## [Task directions]
Each line from the one containing "Output a JSON" through the end of the listing below must be copied exactly; pictures are excluded.

## [Task inputs]
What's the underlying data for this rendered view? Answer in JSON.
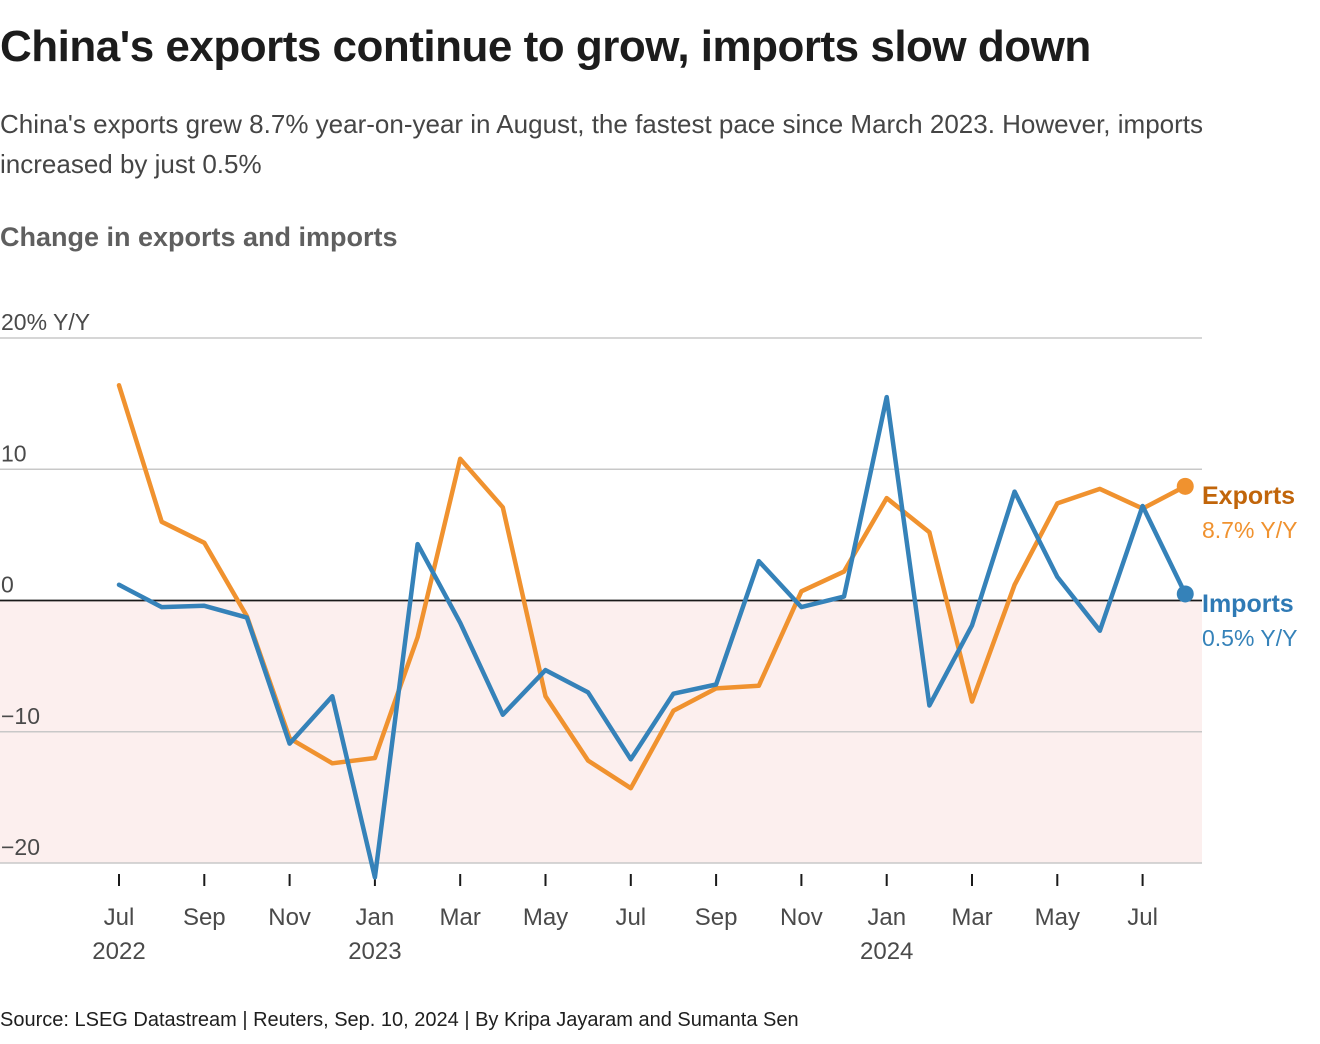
{
  "title": "China's exports continue to grow, imports slow down",
  "subtitle": "China's exports grew 8.7% year-on-year in August, the fastest pace since March 2023. However, imports increased by just 0.5%",
  "chart_heading": "Change in exports and imports",
  "source": "Source: LSEG Datastream | Reuters, Sep. 10, 2024 | By Kripa Jayaram and Sumanta Sen",
  "colors": {
    "exports": "#f0922f",
    "exports_label": "#c1650a",
    "imports": "#3582b9",
    "imports_label": "#2f7ab5",
    "negative_band": "#fcefee",
    "gridline": "#c8c8c8",
    "zero_line": "#1a1a1a",
    "axis_text": "#4a4a4a"
  },
  "chart_data": {
    "type": "line",
    "title": "Change in exports and imports",
    "ylabel": "20% Y/Y",
    "ylim": [
      -20,
      20
    ],
    "yticks": [
      20,
      10,
      0,
      -10,
      -20
    ],
    "ytick_labels": [
      "20% Y/Y",
      "10",
      "0",
      "−10",
      "−20"
    ],
    "grid": true,
    "negative_region_shaded": true,
    "x": [
      "2022-07",
      "2022-08",
      "2022-09",
      "2022-10",
      "2022-11",
      "2022-12",
      "2023-01",
      "2023-02",
      "2023-03",
      "2023-04",
      "2023-05",
      "2023-06",
      "2023-07",
      "2023-08",
      "2023-09",
      "2023-10",
      "2023-11",
      "2023-12",
      "2024-01",
      "2024-02",
      "2024-03",
      "2024-04",
      "2024-05",
      "2024-06",
      "2024-07",
      "2024-08"
    ],
    "x_ticks": [
      {
        "month": "Jul",
        "year": "2022"
      },
      {
        "month": "Sep",
        "year": ""
      },
      {
        "month": "Nov",
        "year": ""
      },
      {
        "month": "Jan",
        "year": "2023"
      },
      {
        "month": "Mar",
        "year": ""
      },
      {
        "month": "May",
        "year": ""
      },
      {
        "month": "Jul",
        "year": ""
      },
      {
        "month": "Sep",
        "year": ""
      },
      {
        "month": "Nov",
        "year": ""
      },
      {
        "month": "Jan",
        "year": "2024"
      },
      {
        "month": "Mar",
        "year": ""
      },
      {
        "month": "May",
        "year": ""
      },
      {
        "month": "Jul",
        "year": ""
      }
    ],
    "series": [
      {
        "name": "Exports",
        "end_label": "8.7% Y/Y",
        "values": [
          16.4,
          6.0,
          4.4,
          -1.2,
          -10.5,
          -12.4,
          -12.0,
          -2.8,
          10.8,
          7.1,
          -7.3,
          -12.2,
          -14.3,
          -8.4,
          -6.7,
          -6.5,
          0.7,
          2.2,
          7.8,
          5.2,
          -7.7,
          1.2,
          7.4,
          8.5,
          7.0,
          8.7
        ]
      },
      {
        "name": "Imports",
        "end_label": "0.5% Y/Y",
        "values": [
          1.2,
          -0.5,
          -0.4,
          -1.3,
          -10.9,
          -7.3,
          -21.1,
          4.3,
          -1.7,
          -8.7,
          -5.3,
          -7.0,
          -12.1,
          -7.1,
          -6.4,
          3.0,
          -0.5,
          0.3,
          15.5,
          -8.0,
          -1.9,
          8.3,
          1.8,
          -2.3,
          7.2,
          0.5
        ]
      }
    ]
  }
}
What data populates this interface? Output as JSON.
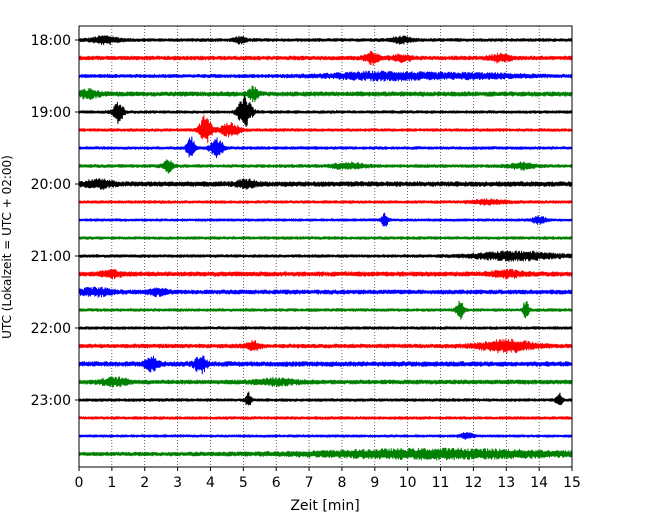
{
  "chart_data": {
    "type": "line",
    "subtype": "helicorder-seismogram",
    "title": "",
    "xlabel": "Zeit  [min]",
    "ylabel": "UTC (Lokalzeit = UTC + 02:00)",
    "xlim": [
      0,
      15
    ],
    "x_ticks": [
      0,
      1,
      2,
      3,
      4,
      5,
      6,
      7,
      8,
      9,
      10,
      11,
      12,
      13,
      14,
      15
    ],
    "x_tick_labels": [
      "0",
      "1",
      "2",
      "3",
      "4",
      "5",
      "6",
      "7",
      "8",
      "9",
      "10",
      "11",
      "12",
      "13",
      "14",
      "15"
    ],
    "y_tick_labels": [
      "18:00",
      "19:00",
      "20:00",
      "21:00",
      "22:00",
      "23:00"
    ],
    "y_tick_rows": [
      0,
      4,
      8,
      12,
      16,
      20
    ],
    "grid": {
      "vertical_dotted": true,
      "horizontal": false
    },
    "trace_colors": [
      "#000000",
      "#ff0000",
      "#0000ff",
      "#008000"
    ],
    "traces": [
      {
        "start": "18:00",
        "amp": 0.22,
        "events": [
          {
            "t": 0.8,
            "a": 0.5,
            "w": 0.4
          },
          {
            "t": 4.9,
            "a": 0.4,
            "w": 0.2
          },
          {
            "t": 9.8,
            "a": 0.4,
            "w": 0.3
          }
        ]
      },
      {
        "start": "18:15",
        "amp": 0.28,
        "events": [
          {
            "t": 8.9,
            "a": 0.8,
            "w": 0.2
          },
          {
            "t": 9.8,
            "a": 0.4,
            "w": 0.3
          },
          {
            "t": 12.8,
            "a": 0.5,
            "w": 0.3
          }
        ]
      },
      {
        "start": "18:30",
        "amp": 0.24,
        "events": [
          {
            "t": 9.2,
            "a": 0.5,
            "w": 1.6
          },
          {
            "t": 12.0,
            "a": 0.3,
            "w": 1.5
          }
        ]
      },
      {
        "start": "18:45",
        "amp": 0.32,
        "events": [
          {
            "t": 0.3,
            "a": 0.5,
            "w": 0.3
          },
          {
            "t": 5.3,
            "a": 0.9,
            "w": 0.15
          }
        ]
      },
      {
        "start": "19:00",
        "amp": 0.2,
        "events": [
          {
            "t": 1.2,
            "a": 1.5,
            "w": 0.15
          },
          {
            "t": 5.05,
            "a": 2.2,
            "w": 0.2
          }
        ]
      },
      {
        "start": "19:15",
        "amp": 0.2,
        "events": [
          {
            "t": 3.85,
            "a": 2.0,
            "w": 0.18
          },
          {
            "t": 4.6,
            "a": 0.9,
            "w": 0.3
          }
        ]
      },
      {
        "start": "19:30",
        "amp": 0.2,
        "events": [
          {
            "t": 3.4,
            "a": 1.5,
            "w": 0.12
          },
          {
            "t": 4.2,
            "a": 1.3,
            "w": 0.2
          }
        ]
      },
      {
        "start": "19:45",
        "amp": 0.22,
        "events": [
          {
            "t": 2.7,
            "a": 0.9,
            "w": 0.15
          },
          {
            "t": 8.2,
            "a": 0.4,
            "w": 0.5
          },
          {
            "t": 13.5,
            "a": 0.4,
            "w": 0.4
          }
        ]
      },
      {
        "start": "20:00",
        "amp": 0.34,
        "events": [
          {
            "t": 0.6,
            "a": 0.5,
            "w": 0.4
          },
          {
            "t": 5.1,
            "a": 0.5,
            "w": 0.3
          }
        ]
      },
      {
        "start": "20:15",
        "amp": 0.2,
        "events": [
          {
            "t": 12.5,
            "a": 0.3,
            "w": 0.5
          }
        ]
      },
      {
        "start": "20:30",
        "amp": 0.18,
        "events": [
          {
            "t": 9.3,
            "a": 1.0,
            "w": 0.1
          },
          {
            "t": 14.0,
            "a": 0.5,
            "w": 0.2
          }
        ]
      },
      {
        "start": "20:45",
        "amp": 0.2,
        "events": []
      },
      {
        "start": "21:00",
        "amp": 0.2,
        "events": [
          {
            "t": 13.3,
            "a": 0.6,
            "w": 1.3
          }
        ]
      },
      {
        "start": "21:15",
        "amp": 0.32,
        "events": [
          {
            "t": 1.0,
            "a": 0.4,
            "w": 0.3
          },
          {
            "t": 13.0,
            "a": 0.4,
            "w": 0.5
          }
        ]
      },
      {
        "start": "21:30",
        "amp": 0.3,
        "events": [
          {
            "t": 0.5,
            "a": 0.5,
            "w": 0.5
          },
          {
            "t": 2.4,
            "a": 0.4,
            "w": 0.3
          }
        ]
      },
      {
        "start": "21:45",
        "amp": 0.2,
        "events": [
          {
            "t": 11.6,
            "a": 1.2,
            "w": 0.12
          },
          {
            "t": 13.6,
            "a": 1.6,
            "w": 0.08
          }
        ]
      },
      {
        "start": "22:00",
        "amp": 0.2,
        "events": []
      },
      {
        "start": "22:15",
        "amp": 0.28,
        "events": [
          {
            "t": 5.3,
            "a": 0.6,
            "w": 0.2
          },
          {
            "t": 13.0,
            "a": 0.8,
            "w": 0.8
          }
        ]
      },
      {
        "start": "22:30",
        "amp": 0.34,
        "events": [
          {
            "t": 2.2,
            "a": 0.9,
            "w": 0.2
          },
          {
            "t": 3.7,
            "a": 1.2,
            "w": 0.18
          }
        ]
      },
      {
        "start": "22:45",
        "amp": 0.3,
        "events": [
          {
            "t": 1.1,
            "a": 0.5,
            "w": 0.4
          },
          {
            "t": 6.0,
            "a": 0.4,
            "w": 0.6
          }
        ]
      },
      {
        "start": "23:00",
        "amp": 0.2,
        "events": [
          {
            "t": 5.15,
            "a": 1.1,
            "w": 0.08
          },
          {
            "t": 14.6,
            "a": 0.9,
            "w": 0.1
          }
        ]
      },
      {
        "start": "23:15",
        "amp": 0.2,
        "events": []
      },
      {
        "start": "23:30",
        "amp": 0.18,
        "events": [
          {
            "t": 11.8,
            "a": 0.4,
            "w": 0.2
          }
        ]
      },
      {
        "start": "23:45",
        "amp": 0.26,
        "events": [
          {
            "t": 11.0,
            "a": 0.6,
            "w": 4.0
          }
        ]
      }
    ]
  }
}
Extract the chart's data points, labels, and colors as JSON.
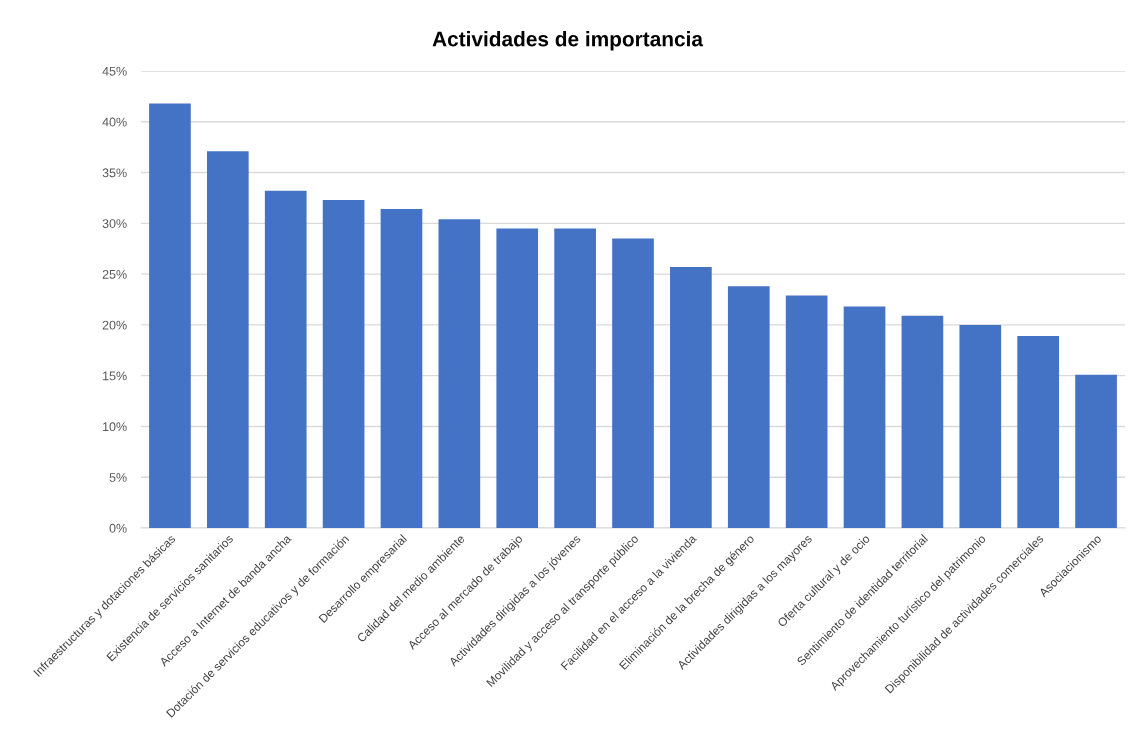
{
  "chart_data": {
    "type": "bar",
    "title": "Actividades de importancia",
    "categories": [
      "Infraestructuras y dotaciones básicas",
      "Existencia de servicios sanitarios",
      "Acceso a Internet de banda ancha",
      "Dotación de servicios educativos y de formación",
      "Desarrollo empresarial",
      "Calidad del medio ambiente",
      "Acceso al mercado de trabajo",
      "Actividades dirigidas a los jóvenes",
      "Movilidad y acceso al transporte público",
      "Facilidad en el acceso a la vivienda",
      "Eliminación de la brecha de género",
      "Actividades dirigidas a los mayores",
      "Oferta cultural y de ocio",
      "Sentimiento de identidad territorial",
      "Aprovechamiento turístico del patrimonio",
      "Disponibilidad de actividades comerciales",
      "Asociacionismo"
    ],
    "values": [
      41.8,
      37.1,
      33.2,
      32.3,
      31.4,
      30.4,
      29.5,
      29.5,
      28.5,
      25.7,
      23.8,
      22.9,
      21.8,
      20.9,
      20.0,
      18.9,
      15.1
    ],
    "color": "#4472c4",
    "ylim": [
      0,
      45
    ],
    "yticks": [
      {
        "value": 0,
        "label": "0%"
      },
      {
        "value": 5,
        "label": "5%"
      },
      {
        "value": 10,
        "label": "10%"
      },
      {
        "value": 15,
        "label": "15%"
      },
      {
        "value": 20,
        "label": "20%"
      },
      {
        "value": 25,
        "label": "25%"
      },
      {
        "value": 30,
        "label": "30%"
      },
      {
        "value": 35,
        "label": "35%"
      },
      {
        "value": 40,
        "label": "40%"
      },
      {
        "value": 45,
        "label": "45%"
      }
    ],
    "grid": "y",
    "legend": false
  }
}
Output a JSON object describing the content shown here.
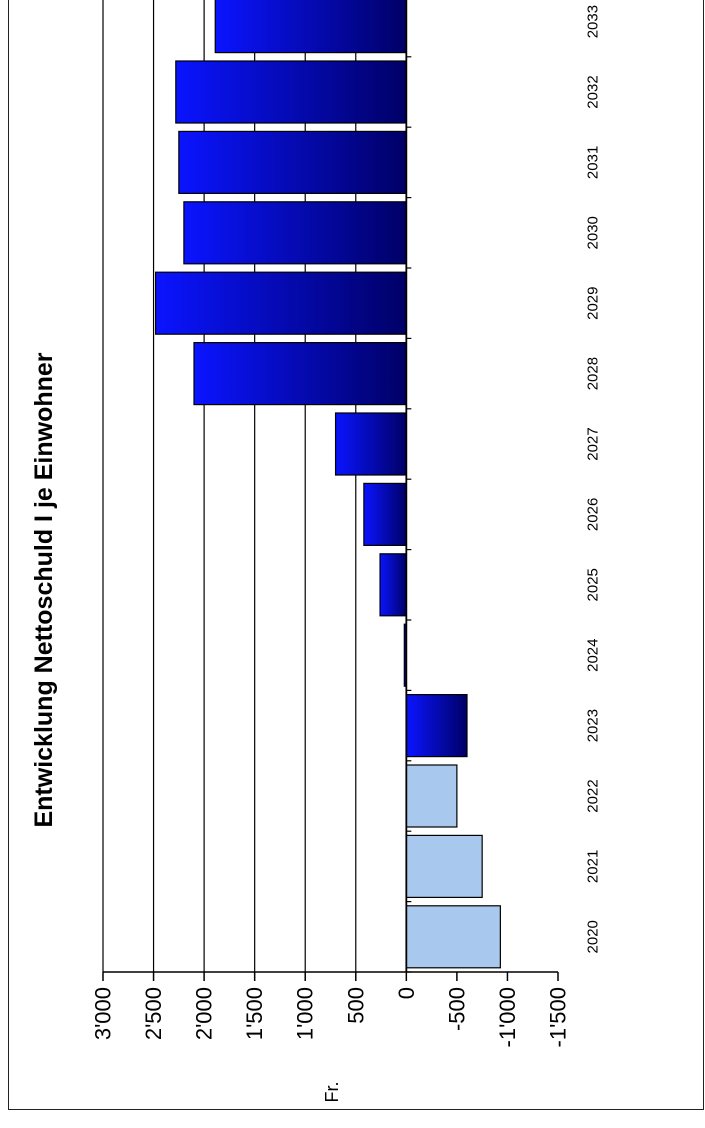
{
  "chart_data": {
    "type": "bar",
    "title": "Entwicklung Nettoschuld I je Einwohner",
    "ylabel": "Fr.",
    "xlabel": "",
    "categories": [
      "2020",
      "2021",
      "2022",
      "2023",
      "2024",
      "2025",
      "2026",
      "2027",
      "2028",
      "2029",
      "2030",
      "2031",
      "2032",
      "2033"
    ],
    "values": [
      -930,
      -750,
      -500,
      -600,
      20,
      260,
      420,
      700,
      2100,
      2480,
      2200,
      2250,
      2280,
      1890
    ],
    "ylim": [
      -1500,
      3000
    ],
    "yticks": [
      -1500,
      -1000,
      -500,
      0,
      500,
      1000,
      1500,
      2000,
      2500,
      3000
    ],
    "ytick_labels": [
      "-1'500",
      "-1'000",
      "-500",
      "0",
      "500",
      "1'000",
      "1'500",
      "2'000",
      "2'500",
      "3'000"
    ],
    "bar_styles": [
      "light",
      "light",
      "light",
      "dark",
      "dark",
      "dark",
      "dark",
      "dark",
      "dark",
      "dark",
      "dark",
      "dark",
      "dark",
      "dark"
    ],
    "grid": true,
    "legend": "none",
    "colors": {
      "light_bar": "#a9c8ee",
      "dark_bar_start": "#0a14ff",
      "dark_bar_end": "#000066",
      "grid": "#000000"
    }
  }
}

## [Answer to the exercise]
Output a JSON object describing the content shown here.
{
  "chart_data": {
    "type": "bar",
    "title": "Entwicklung Nettoschuld I je Einwohner",
    "ylabel": "Fr.",
    "xlabel": "",
    "categories": [
      "2020",
      "2021",
      "2022",
      "2023",
      "2024",
      "2025",
      "2026",
      "2027",
      "2028",
      "2029",
      "2030",
      "2031",
      "2032",
      "2033"
    ],
    "values": [
      -930,
      -750,
      -500,
      -600,
      20,
      260,
      420,
      700,
      2100,
      2480,
      2200,
      2250,
      2280,
      1890
    ],
    "ylim": [
      -1500,
      3000
    ],
    "yticks": [
      -1500,
      -1000,
      -500,
      0,
      500,
      1000,
      1500,
      2000,
      2500,
      3000
    ],
    "ytick_labels": [
      "-1'500",
      "-1'000",
      "-500",
      "0",
      "500",
      "1'000",
      "1'500",
      "2'000",
      "2'500",
      "3'000"
    ],
    "bar_styles": [
      "light",
      "light",
      "light",
      "dark",
      "dark",
      "dark",
      "dark",
      "dark",
      "dark",
      "dark",
      "dark",
      "dark",
      "dark",
      "dark"
    ],
    "grid": true,
    "legend": "none",
    "colors": {
      "light_bar": "#a9c8ee",
      "dark_bar_start": "#0a14ff",
      "dark_bar_end": "#000066",
      "grid": "#000000"
    }
  }
}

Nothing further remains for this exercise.